(Figure collection entries)
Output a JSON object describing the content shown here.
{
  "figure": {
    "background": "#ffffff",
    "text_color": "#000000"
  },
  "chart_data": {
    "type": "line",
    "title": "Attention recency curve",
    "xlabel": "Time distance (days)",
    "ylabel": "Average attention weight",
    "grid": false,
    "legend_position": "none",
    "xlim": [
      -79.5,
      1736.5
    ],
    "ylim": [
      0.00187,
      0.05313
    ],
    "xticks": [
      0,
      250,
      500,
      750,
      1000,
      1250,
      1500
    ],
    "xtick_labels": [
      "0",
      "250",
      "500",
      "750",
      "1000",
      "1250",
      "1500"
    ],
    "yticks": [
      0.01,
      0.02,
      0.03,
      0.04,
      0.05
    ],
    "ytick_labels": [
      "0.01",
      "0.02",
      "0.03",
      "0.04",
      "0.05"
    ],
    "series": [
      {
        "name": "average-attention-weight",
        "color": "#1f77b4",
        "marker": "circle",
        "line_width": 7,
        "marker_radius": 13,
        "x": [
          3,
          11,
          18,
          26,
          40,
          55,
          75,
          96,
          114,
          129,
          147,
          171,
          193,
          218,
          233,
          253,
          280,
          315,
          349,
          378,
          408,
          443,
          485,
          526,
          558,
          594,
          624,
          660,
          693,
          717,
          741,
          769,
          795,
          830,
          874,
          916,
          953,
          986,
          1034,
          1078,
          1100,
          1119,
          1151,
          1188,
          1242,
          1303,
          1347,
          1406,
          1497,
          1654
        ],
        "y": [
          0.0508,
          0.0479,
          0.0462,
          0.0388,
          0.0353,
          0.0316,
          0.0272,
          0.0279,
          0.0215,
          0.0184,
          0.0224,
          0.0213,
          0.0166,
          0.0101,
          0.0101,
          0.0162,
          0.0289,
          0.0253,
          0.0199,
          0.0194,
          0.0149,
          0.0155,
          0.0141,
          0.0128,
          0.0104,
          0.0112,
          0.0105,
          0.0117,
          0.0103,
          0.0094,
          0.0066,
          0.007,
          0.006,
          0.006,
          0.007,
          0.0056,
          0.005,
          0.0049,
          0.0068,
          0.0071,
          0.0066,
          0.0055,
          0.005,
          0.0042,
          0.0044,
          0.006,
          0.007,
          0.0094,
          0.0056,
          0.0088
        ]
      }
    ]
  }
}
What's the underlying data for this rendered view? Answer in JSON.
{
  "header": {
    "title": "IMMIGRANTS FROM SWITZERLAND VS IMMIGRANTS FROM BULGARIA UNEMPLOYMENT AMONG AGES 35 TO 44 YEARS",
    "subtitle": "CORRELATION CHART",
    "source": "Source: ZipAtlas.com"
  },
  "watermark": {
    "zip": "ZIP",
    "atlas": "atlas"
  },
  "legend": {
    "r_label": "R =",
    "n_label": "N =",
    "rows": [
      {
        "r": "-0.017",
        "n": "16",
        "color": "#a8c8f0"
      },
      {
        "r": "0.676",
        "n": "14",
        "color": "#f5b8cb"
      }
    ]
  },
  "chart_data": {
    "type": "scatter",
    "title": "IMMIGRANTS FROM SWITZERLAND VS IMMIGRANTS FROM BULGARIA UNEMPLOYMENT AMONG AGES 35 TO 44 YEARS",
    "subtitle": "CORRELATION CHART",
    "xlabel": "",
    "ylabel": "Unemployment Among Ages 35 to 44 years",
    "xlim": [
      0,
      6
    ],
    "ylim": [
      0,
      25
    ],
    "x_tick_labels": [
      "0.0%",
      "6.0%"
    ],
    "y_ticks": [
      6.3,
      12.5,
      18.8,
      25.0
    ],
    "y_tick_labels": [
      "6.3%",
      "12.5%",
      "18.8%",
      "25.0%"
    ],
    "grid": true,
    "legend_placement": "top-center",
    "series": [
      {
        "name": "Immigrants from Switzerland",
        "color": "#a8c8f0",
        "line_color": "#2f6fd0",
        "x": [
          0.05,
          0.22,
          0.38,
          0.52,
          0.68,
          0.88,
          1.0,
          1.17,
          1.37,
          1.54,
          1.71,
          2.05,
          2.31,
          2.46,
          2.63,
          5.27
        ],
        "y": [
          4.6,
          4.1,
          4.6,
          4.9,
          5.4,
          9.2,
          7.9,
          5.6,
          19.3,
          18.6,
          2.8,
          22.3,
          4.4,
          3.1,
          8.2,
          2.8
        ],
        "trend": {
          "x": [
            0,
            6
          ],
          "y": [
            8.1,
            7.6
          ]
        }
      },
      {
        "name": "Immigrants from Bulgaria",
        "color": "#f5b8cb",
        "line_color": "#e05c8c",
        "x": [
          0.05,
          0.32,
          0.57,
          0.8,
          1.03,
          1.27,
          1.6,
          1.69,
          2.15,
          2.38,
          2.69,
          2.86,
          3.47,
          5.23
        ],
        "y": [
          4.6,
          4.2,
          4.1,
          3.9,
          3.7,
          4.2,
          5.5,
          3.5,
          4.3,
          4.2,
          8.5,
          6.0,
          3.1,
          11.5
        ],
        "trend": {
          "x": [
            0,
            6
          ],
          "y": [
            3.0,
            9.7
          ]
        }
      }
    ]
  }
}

**Objective:** From the material above, gather all lines that include the string "JSON" and copy them.

**The completed task:**
Output a JSON object describing the content shown here.
What's the underlying data for this rendered view? Answer in JSON.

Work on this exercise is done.